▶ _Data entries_
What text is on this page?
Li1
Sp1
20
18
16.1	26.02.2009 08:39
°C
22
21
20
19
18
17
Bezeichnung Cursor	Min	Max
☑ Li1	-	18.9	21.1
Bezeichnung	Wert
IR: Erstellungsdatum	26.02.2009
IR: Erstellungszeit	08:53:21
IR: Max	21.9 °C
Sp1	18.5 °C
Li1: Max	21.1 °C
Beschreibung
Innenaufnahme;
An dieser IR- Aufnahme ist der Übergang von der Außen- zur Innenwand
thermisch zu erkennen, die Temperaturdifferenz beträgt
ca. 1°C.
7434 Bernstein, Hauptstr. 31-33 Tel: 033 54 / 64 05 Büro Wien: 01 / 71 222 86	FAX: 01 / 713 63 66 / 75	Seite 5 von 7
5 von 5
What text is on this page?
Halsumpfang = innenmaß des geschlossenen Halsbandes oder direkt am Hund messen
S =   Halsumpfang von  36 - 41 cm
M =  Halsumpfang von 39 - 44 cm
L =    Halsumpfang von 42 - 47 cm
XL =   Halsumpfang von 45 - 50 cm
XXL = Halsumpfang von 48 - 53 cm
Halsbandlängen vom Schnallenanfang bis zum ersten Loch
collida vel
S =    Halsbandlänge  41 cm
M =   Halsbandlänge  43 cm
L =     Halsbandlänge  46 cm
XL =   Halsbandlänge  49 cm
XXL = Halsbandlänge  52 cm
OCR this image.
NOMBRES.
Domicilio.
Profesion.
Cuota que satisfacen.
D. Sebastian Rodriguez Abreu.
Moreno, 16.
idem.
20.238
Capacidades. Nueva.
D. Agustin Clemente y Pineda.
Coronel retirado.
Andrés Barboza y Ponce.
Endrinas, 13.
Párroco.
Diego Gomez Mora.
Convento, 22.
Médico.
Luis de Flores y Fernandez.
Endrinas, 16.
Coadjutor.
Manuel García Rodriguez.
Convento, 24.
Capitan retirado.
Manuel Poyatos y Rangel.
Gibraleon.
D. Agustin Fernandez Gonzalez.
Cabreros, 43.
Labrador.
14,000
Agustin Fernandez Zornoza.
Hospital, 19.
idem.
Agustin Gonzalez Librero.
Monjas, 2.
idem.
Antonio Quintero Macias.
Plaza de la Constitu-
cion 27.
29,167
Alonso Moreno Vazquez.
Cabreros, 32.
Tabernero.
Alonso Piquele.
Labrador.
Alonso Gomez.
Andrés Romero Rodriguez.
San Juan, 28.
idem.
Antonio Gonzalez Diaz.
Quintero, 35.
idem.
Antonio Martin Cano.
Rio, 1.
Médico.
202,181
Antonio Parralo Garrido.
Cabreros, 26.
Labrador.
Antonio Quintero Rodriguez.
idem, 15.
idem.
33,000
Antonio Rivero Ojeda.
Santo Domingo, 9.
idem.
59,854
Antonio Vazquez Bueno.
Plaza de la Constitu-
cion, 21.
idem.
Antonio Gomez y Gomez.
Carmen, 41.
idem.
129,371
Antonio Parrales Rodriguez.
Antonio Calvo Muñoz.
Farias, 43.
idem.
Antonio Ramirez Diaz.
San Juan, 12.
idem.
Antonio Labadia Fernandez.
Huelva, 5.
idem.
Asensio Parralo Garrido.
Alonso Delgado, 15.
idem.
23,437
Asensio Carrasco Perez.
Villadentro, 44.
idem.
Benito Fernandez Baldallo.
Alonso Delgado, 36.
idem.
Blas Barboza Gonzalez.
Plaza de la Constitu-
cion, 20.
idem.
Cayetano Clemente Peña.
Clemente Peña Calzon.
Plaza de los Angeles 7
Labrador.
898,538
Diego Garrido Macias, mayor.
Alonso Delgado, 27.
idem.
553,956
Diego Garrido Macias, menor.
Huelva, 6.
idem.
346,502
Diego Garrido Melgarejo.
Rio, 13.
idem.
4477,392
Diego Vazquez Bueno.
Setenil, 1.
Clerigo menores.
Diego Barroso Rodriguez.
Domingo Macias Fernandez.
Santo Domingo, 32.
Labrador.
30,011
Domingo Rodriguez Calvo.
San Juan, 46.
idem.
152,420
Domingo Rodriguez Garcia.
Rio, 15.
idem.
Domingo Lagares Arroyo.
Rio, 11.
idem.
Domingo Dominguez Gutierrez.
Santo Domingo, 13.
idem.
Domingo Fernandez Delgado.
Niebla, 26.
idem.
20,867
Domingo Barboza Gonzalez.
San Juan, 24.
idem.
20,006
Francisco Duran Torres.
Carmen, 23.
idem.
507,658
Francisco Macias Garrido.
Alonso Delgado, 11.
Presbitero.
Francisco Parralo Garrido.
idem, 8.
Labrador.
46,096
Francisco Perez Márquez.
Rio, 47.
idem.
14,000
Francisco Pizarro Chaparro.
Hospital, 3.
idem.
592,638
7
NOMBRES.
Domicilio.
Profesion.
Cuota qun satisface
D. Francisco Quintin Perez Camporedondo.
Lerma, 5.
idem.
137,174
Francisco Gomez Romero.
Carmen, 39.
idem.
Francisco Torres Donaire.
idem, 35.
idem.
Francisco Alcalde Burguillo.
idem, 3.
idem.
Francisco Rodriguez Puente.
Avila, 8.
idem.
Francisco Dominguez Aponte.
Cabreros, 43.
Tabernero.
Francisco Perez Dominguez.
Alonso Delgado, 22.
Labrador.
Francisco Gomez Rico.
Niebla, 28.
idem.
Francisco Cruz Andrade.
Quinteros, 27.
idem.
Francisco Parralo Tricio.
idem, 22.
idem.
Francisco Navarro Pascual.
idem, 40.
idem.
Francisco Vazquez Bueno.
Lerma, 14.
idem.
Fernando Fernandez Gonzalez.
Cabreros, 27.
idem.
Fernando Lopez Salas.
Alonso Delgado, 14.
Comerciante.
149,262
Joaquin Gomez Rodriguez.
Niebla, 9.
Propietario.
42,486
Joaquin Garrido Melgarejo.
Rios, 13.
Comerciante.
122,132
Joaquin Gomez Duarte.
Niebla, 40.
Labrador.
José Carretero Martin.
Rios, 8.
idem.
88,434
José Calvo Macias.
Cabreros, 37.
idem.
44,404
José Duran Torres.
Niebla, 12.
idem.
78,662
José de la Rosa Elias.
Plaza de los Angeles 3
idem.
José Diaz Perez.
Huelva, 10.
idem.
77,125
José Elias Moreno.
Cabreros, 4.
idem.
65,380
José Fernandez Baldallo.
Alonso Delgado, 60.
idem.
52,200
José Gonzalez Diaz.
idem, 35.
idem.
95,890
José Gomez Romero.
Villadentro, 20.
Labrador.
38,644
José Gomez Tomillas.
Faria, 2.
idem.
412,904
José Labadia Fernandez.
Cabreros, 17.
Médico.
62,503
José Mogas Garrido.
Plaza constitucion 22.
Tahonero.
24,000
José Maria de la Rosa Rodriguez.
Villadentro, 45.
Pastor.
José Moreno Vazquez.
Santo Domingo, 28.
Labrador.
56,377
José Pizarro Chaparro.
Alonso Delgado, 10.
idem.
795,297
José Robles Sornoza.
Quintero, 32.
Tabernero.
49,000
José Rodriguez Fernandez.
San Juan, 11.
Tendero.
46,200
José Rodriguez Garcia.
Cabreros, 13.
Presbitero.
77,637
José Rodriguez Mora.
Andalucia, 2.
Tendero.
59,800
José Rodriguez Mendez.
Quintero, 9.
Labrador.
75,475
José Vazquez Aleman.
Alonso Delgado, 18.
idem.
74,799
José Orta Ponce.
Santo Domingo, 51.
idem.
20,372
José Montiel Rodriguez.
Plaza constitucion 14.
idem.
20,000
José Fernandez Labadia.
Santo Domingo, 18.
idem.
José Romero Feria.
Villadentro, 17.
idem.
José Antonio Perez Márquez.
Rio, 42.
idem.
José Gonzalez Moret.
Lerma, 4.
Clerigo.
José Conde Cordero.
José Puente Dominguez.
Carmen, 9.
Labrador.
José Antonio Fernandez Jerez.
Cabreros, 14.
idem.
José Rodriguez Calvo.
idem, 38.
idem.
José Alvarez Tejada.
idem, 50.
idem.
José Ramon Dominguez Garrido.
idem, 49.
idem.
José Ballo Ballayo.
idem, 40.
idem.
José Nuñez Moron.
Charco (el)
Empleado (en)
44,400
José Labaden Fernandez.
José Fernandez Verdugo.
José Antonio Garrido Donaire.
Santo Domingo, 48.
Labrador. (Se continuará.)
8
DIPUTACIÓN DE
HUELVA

▶ _What to do_
Report only how many lines in the listing contain the string "Romero".

▶ _Answer below_
4